Source data:
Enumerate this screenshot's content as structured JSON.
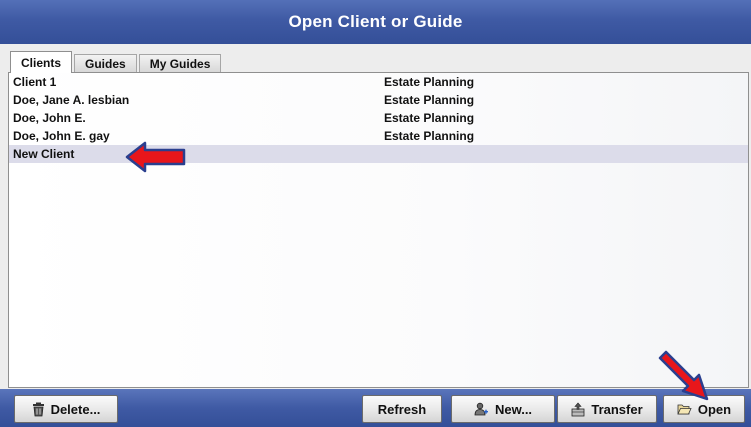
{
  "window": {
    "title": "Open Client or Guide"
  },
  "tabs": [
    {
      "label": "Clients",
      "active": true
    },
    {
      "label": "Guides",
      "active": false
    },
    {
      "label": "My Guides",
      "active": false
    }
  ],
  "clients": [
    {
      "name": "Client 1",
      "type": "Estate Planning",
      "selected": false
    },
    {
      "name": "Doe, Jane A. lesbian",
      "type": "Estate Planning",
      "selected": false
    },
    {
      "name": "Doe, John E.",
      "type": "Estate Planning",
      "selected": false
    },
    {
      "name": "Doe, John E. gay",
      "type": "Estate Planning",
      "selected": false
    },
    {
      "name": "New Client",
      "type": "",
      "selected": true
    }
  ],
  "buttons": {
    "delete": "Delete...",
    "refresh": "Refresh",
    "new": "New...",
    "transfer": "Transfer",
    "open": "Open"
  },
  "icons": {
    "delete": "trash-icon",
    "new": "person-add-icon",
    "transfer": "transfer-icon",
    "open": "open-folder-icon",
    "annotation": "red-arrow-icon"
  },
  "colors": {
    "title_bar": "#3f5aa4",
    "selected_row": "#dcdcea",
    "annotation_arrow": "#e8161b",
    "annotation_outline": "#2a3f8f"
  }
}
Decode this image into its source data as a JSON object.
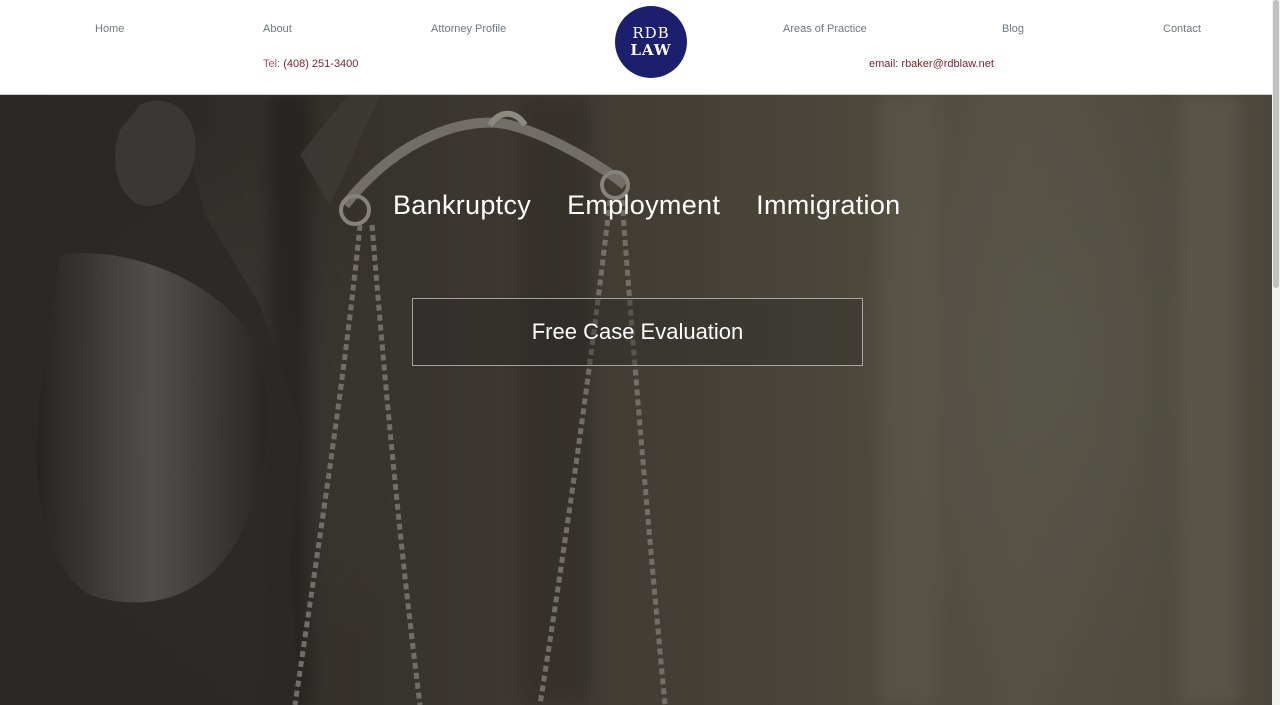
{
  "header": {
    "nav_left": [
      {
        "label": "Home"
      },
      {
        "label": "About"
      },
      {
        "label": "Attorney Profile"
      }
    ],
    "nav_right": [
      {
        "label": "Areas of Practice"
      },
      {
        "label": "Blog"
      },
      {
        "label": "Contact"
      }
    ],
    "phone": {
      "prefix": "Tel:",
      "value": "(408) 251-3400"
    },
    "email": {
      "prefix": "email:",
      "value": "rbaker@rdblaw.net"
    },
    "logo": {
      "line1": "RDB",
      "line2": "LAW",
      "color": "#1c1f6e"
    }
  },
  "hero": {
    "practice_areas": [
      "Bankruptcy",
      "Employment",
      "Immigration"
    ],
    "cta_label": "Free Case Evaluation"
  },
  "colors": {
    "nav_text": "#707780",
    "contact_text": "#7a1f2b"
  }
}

▶ AIM OF THE EXERCISE:
Gather up every line in the data above that contains the word "value", copying each one.

▶ SOLVED PROBLEM:
      "value": "(408) 251-3400"
      "value": "rbaker@rdblaw.net"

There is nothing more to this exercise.